Stored data

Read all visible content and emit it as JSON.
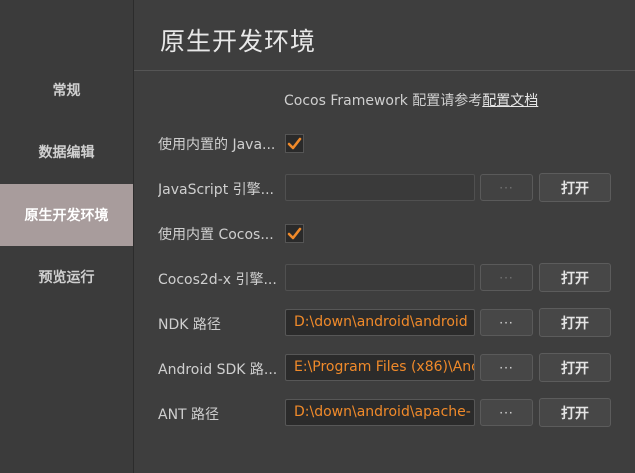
{
  "sidebar": {
    "items": [
      {
        "label": "常规"
      },
      {
        "label": "数据编辑"
      },
      {
        "label": "原生开发环境"
      },
      {
        "label": "预览运行"
      }
    ]
  },
  "main": {
    "title": "原生开发环境",
    "hint_text": "Cocos Framework 配置请参考",
    "hint_link": "配置文档",
    "rows": {
      "use_builtin_js_label": "使用内置的 Java...",
      "js_engine_label": "JavaScript 引擎...",
      "use_builtin_cocos_label": "使用内置 Cocos...",
      "cocos2dx_engine_label": "Cocos2d-x 引擎...",
      "ndk_label": "NDK 路径",
      "ndk_value": "D:\\down\\android\\android",
      "android_sdk_label": "Android SDK 路...",
      "android_sdk_value": "E:\\Program Files (x86)\\Anc",
      "ant_label": "ANT 路径",
      "ant_value": "D:\\down\\android\\apache-"
    },
    "browse_label": "···",
    "open_label": "打开",
    "checkbox_color": "#f08a2a",
    "path_text_color": "#f08a2a"
  }
}
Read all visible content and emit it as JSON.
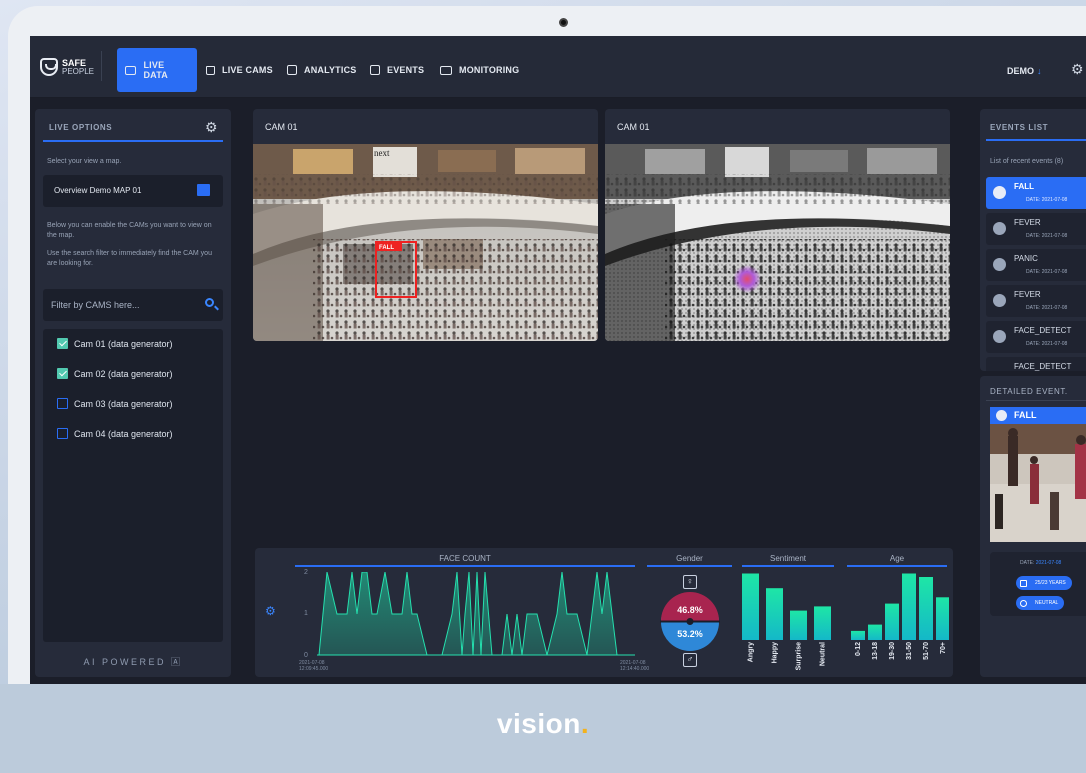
{
  "app": {
    "name": "SAFE",
    "name_sub": "PEOPLE"
  },
  "nav": {
    "items": [
      {
        "label": "LIVE DATA",
        "icon": "screen-icon",
        "active": true
      },
      {
        "label": "LIVE CAMS",
        "icon": "home-icon",
        "active": false
      },
      {
        "label": "ANALYTICS",
        "icon": "chart-icon",
        "active": false
      },
      {
        "label": "EVENTS",
        "icon": "calendar-icon",
        "active": false
      },
      {
        "label": "MONITORING",
        "icon": "monitor-icon",
        "active": false
      }
    ],
    "user": "DEMO"
  },
  "live_options": {
    "title": "LIVE OPTIONS",
    "select_text": "Select your view a map.",
    "map_selected": "Overview Demo MAP 01",
    "enable_text": "Below you can enable the CAMs you want to view on the map.",
    "search_text": "Use the search filter to immediately find the CAM you are looking for.",
    "filter_placeholder": "Filter by CAMS here...",
    "cams": [
      {
        "label": "Cam 01 (data generator)",
        "checked": true
      },
      {
        "label": "Cam 02 (data generator)",
        "checked": true
      },
      {
        "label": "Cam 03 (data generator)",
        "checked": false
      },
      {
        "label": "Cam 04 (data generator)",
        "checked": false
      }
    ],
    "powered": "AI POWERED"
  },
  "cams": [
    {
      "title": "CAM 01",
      "overlay_label": "FALL",
      "store_sign": "next"
    },
    {
      "title": "CAM 01"
    }
  ],
  "analytics": {
    "face_count": {
      "title": "FACE COUNT",
      "y_ticks": [
        "2",
        "1",
        "0"
      ],
      "start_label": [
        "2021-07-08",
        "12:09:45.000"
      ],
      "end_label": [
        "2021-07-08",
        "12:14:40.000"
      ]
    },
    "gender": {
      "title": "Gender",
      "female_pct": "46.8%",
      "male_pct": "53.2%",
      "female_value": 46.8,
      "male_value": 53.2
    },
    "sentiment": {
      "title": "Sentiment",
      "labels": [
        "Angry",
        "Happy",
        "Surprise",
        "Neutral"
      ],
      "values": [
        0.95,
        0.74,
        0.42,
        0.48
      ]
    },
    "age": {
      "title": "Age",
      "labels": [
        "0-12",
        "13-18",
        "19-30",
        "31-50",
        "51-70",
        "70+"
      ],
      "values": [
        0.13,
        0.22,
        0.52,
        0.95,
        0.9,
        0.61
      ]
    }
  },
  "events_list": {
    "title": "EVENTS LIST",
    "subtitle": "List of recent events (8)",
    "date_prefix": "DATE:",
    "events": [
      {
        "name": "FALL",
        "date": "2021-07-08",
        "selected": true
      },
      {
        "name": "FEVER",
        "date": "2021-07-08",
        "selected": false
      },
      {
        "name": "PANIC",
        "date": "2021-07-08",
        "selected": false
      },
      {
        "name": "FEVER",
        "date": "2021-07-08",
        "selected": false
      },
      {
        "name": "FACE_DETECT",
        "date": "2021-07-08",
        "selected": false
      },
      {
        "name": "FACE_DETECT",
        "date": "",
        "selected": false
      }
    ]
  },
  "detailed_event": {
    "title": "DETAILED EVENT.",
    "event_name": "FALL",
    "date_prefix": "DATE:",
    "date": "2021-07-08",
    "age_pill": "25/23 YEARS",
    "sentiment_pill": "NEUTRAL"
  },
  "branding": {
    "word": "vision",
    "dot": "."
  }
}
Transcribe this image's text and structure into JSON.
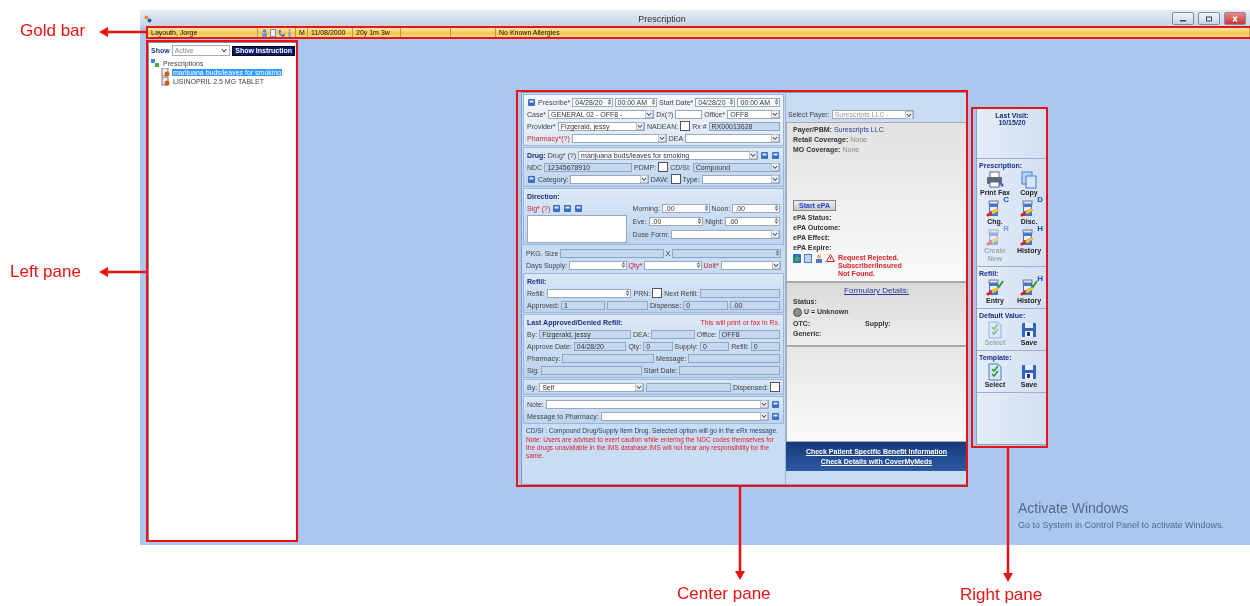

-- What to do --
For this exercise, gather every line of the data that contains the word "FALL".

-- Response to this task --
      "overlay_label": "FALL",
        "name": "FALL",
    "event_name": "FALL",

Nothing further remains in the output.